▶ [WHAT IS REQUIRED]
Write out every entry word for word.

________________________________________

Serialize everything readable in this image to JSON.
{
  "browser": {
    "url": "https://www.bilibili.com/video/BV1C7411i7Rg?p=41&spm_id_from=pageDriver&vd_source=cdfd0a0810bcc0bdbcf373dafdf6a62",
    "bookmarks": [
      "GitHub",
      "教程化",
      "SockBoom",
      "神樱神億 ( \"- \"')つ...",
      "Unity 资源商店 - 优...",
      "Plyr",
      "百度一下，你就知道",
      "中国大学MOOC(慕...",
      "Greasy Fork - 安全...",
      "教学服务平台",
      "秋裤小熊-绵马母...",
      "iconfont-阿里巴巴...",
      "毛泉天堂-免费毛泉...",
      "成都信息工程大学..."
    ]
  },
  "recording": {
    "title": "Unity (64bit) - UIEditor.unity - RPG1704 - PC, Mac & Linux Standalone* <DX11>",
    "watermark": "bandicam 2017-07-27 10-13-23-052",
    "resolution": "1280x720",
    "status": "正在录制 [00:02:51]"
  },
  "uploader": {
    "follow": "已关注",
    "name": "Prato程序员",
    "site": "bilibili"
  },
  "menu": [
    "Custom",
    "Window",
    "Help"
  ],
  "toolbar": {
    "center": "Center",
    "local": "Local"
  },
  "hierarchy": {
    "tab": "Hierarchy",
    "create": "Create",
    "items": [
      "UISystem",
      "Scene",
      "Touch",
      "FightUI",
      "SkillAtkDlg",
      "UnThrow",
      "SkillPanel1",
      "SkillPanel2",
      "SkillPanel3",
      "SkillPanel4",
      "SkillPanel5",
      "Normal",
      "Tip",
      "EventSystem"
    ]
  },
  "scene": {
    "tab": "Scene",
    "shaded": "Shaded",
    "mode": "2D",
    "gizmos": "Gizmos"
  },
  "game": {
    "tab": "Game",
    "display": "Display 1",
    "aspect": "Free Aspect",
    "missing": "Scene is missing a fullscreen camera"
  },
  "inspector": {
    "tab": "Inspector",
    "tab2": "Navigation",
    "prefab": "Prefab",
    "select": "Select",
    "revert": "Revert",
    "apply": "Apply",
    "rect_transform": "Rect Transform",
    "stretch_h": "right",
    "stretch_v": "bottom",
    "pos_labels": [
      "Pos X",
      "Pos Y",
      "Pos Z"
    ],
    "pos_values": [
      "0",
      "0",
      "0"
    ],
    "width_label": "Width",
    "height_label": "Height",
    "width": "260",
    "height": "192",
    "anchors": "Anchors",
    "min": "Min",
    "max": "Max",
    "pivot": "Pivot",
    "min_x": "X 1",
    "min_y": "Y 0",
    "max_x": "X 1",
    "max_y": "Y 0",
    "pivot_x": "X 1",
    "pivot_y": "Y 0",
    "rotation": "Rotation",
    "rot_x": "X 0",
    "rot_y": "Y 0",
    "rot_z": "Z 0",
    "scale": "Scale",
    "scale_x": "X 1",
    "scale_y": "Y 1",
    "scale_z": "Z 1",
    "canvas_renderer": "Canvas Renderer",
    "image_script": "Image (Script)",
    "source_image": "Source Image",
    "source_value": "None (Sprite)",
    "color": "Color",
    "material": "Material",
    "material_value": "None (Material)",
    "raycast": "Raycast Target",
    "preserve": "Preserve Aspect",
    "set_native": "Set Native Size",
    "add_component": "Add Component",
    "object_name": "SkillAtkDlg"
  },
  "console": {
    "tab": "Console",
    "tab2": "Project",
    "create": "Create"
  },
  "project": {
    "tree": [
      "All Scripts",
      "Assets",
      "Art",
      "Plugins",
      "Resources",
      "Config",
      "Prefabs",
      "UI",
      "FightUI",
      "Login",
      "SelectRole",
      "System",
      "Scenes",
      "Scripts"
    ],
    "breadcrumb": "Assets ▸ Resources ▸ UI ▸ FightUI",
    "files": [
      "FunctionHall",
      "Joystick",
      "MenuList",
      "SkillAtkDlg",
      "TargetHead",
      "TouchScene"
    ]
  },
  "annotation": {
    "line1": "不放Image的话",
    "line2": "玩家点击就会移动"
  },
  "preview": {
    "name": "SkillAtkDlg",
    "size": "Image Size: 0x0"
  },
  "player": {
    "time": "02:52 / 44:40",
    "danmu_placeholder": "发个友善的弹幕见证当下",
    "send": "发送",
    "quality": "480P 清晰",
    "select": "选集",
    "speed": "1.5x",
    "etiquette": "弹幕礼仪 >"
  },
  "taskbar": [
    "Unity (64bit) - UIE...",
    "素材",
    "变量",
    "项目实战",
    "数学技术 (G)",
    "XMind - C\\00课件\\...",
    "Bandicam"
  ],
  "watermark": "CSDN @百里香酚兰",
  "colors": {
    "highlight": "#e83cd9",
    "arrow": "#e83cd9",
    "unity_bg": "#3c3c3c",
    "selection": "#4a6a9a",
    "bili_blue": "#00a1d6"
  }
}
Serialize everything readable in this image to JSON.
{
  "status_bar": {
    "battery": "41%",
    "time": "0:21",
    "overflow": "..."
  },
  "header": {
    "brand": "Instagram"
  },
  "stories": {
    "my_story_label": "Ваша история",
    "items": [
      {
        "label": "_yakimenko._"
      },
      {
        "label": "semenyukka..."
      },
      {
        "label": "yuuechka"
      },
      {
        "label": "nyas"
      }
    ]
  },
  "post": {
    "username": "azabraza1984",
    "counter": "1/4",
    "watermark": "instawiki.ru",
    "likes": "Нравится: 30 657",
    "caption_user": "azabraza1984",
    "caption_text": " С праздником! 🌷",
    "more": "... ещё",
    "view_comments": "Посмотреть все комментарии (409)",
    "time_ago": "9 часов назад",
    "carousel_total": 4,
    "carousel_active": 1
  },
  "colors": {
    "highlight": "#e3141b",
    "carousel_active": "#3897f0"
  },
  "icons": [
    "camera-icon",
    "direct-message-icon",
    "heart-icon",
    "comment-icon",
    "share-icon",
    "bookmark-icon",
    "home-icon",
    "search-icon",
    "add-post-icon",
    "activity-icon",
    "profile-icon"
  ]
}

________________________________________

▶ [PROBLEM SOLUTION]
Serialize everything readable in this image to JSON.
{
  "browser": {
    "url": "https://www.bilibili.com/video/BV1C7411i7Rg?p=41&spm_id_from=pageDriver&vd_source=cdfd0a0810bcc0bdbcf373dafdf6a62",
    "bookmarks": [
      "GitHub",
      "教程化",
      "SockBoom",
      "神樱神億 ( \"- \"')つ...",
      "Unity 资源商店 - 优...",
      "Plyr",
      "百度一下，你就知道",
      "中国大学MOOC(慕...",
      "Greasy Fork - 安全...",
      "教学服务平台",
      "秋裤小熊-绵马母...",
      "iconfont-阿里巴巴...",
      "毛泉天堂-免费毛泉...",
      "成都信息工程大学..."
    ]
  },
  "recording": {
    "title": "Unity (64bit) - UIEditor.unity - RPG1704 - PC, Mac & Linux Standalone* <DX11>",
    "watermark": "bandicam 2017-07-27 10-13-23-052",
    "resolution": "1280x720",
    "status": "正在录制 [00:02:51]"
  },
  "uploader": {
    "follow": "已关注",
    "name": "Prato程序员",
    "site": "bilibili"
  },
  "menu": [
    "Custom",
    "Window",
    "Help"
  ],
  "toolbar": {
    "center": "Center",
    "local": "Local"
  },
  "hierarchy": {
    "tab": "Hierarchy",
    "create": "Create",
    "items": [
      "UISystem",
      "Scene",
      "Touch",
      "FightUI",
      "SkillAtkDlg",
      "UnThrow",
      "SkillPanel1",
      "SkillPanel2",
      "SkillPanel3",
      "SkillPanel4",
      "SkillPanel5",
      "Normal",
      "Tip",
      "EventSystem"
    ]
  },
  "scene": {
    "tab": "Scene",
    "shaded": "Shaded",
    "mode": "2D",
    "gizmos": "Gizmos"
  },
  "game": {
    "tab": "Game",
    "display": "Display 1",
    "aspect": "Free Aspect",
    "missing": "Scene is missing a fullscreen camera"
  },
  "inspector": {
    "tab": "Inspector",
    "tab2": "Navigation",
    "prefab": "Prefab",
    "select": "Select",
    "revert": "Revert",
    "apply": "Apply",
    "rect_transform": "Rect Transform",
    "stretch_h": "right",
    "stretch_v": "bottom",
    "pos_labels": [
      "Pos X",
      "Pos Y",
      "Pos Z"
    ],
    "pos_values": [
      "0",
      "0",
      "0"
    ],
    "width_label": "Width",
    "height_label": "Height",
    "width": "260",
    "height": "192",
    "anchors": "Anchors",
    "min": "Min",
    "max": "Max",
    "pivot": "Pivot",
    "min_x": "X 1",
    "min_y": "Y 0",
    "max_x": "X 1",
    "max_y": "Y 0",
    "pivot_x": "X 1",
    "pivot_y": "Y 0",
    "rotation": "Rotation",
    "rot_x": "X 0",
    "rot_y": "Y 0",
    "rot_z": "Z 0",
    "scale": "Scale",
    "scale_x": "X 1",
    "scale_y": "Y 1",
    "scale_z": "Z 1",
    "canvas_renderer": "Canvas Renderer",
    "image_script": "Image (Script)",
    "source_image": "Source Image",
    "source_value": "None (Sprite)",
    "color": "Color",
    "material": "Material",
    "material_value": "None (Material)",
    "raycast": "Raycast Target",
    "preserve": "Preserve Aspect",
    "set_native": "Set Native Size",
    "add_component": "Add Component",
    "object_name": "SkillAtkDlg"
  },
  "console": {
    "tab": "Console",
    "tab2": "Project",
    "create": "Create"
  },
  "project": {
    "tree": [
      "All Scripts",
      "Assets",
      "Art",
      "Plugins",
      "Resources",
      "Config",
      "Prefabs",
      "UI",
      "FightUI",
      "Login",
      "SelectRole",
      "System",
      "Scenes",
      "Scripts"
    ],
    "breadcrumb": "Assets ▸ Resources ▸ UI ▸ FightUI",
    "files": [
      "FunctionHall",
      "Joystick",
      "MenuList",
      "SkillAtkDlg",
      "TargetHead",
      "TouchScene"
    ]
  },
  "annotation": {
    "line1": "不放Image的话",
    "line2": "玩家点击就会移动"
  },
  "preview": {
    "name": "SkillAtkDlg",
    "size": "Image Size: 0x0"
  },
  "player": {
    "time": "02:52 / 44:40",
    "danmu_placeholder": "发个友善的弹幕见证当下",
    "send": "发送",
    "quality": "480P 清晰",
    "select": "选集",
    "speed": "1.5x",
    "etiquette": "弹幕礼仪 >"
  },
  "taskbar": [
    "Unity (64bit) - UIE...",
    "素材",
    "变量",
    "项目实战",
    "数学技术 (G)",
    "XMind - C\\00课件\\...",
    "Bandicam"
  ],
  "watermark": "CSDN @百里香酚兰",
  "colors": {
    "highlight": "#e83cd9",
    "arrow": "#e83cd9",
    "unity_bg": "#3c3c3c",
    "selection": "#4a6a9a",
    "bili_blue": "#00a1d6"
  }
}
Serialize everything readable in this image to JSON.
{
  "status_bar": {
    "battery": "41%",
    "time": "0:21",
    "overflow": "..."
  },
  "header": {
    "brand": "Instagram"
  },
  "stories": {
    "my_story_label": "Ваша история",
    "items": [
      {
        "label": "_yakimenko._"
      },
      {
        "label": "semenyukka..."
      },
      {
        "label": "yuuechka"
      },
      {
        "label": "nyas"
      }
    ]
  },
  "post": {
    "username": "azabraza1984",
    "counter": "1/4",
    "watermark": "instawiki.ru",
    "likes": "Нравится: 30 657",
    "caption_user": "azabraza1984",
    "caption_text": " С праздником! 🌷",
    "more": "... ещё",
    "view_comments": "Посмотреть все комментарии (409)",
    "time_ago": "9 часов назад",
    "carousel_total": 4,
    "carousel_active": 1
  },
  "colors": {
    "highlight": "#e3141b",
    "carousel_active": "#3897f0"
  },
  "icons": [
    "camera-icon",
    "direct-message-icon",
    "heart-icon",
    "comment-icon",
    "share-icon",
    "bookmark-icon",
    "home-icon",
    "search-icon",
    "add-post-icon",
    "activity-icon",
    "profile-icon"
  ]
}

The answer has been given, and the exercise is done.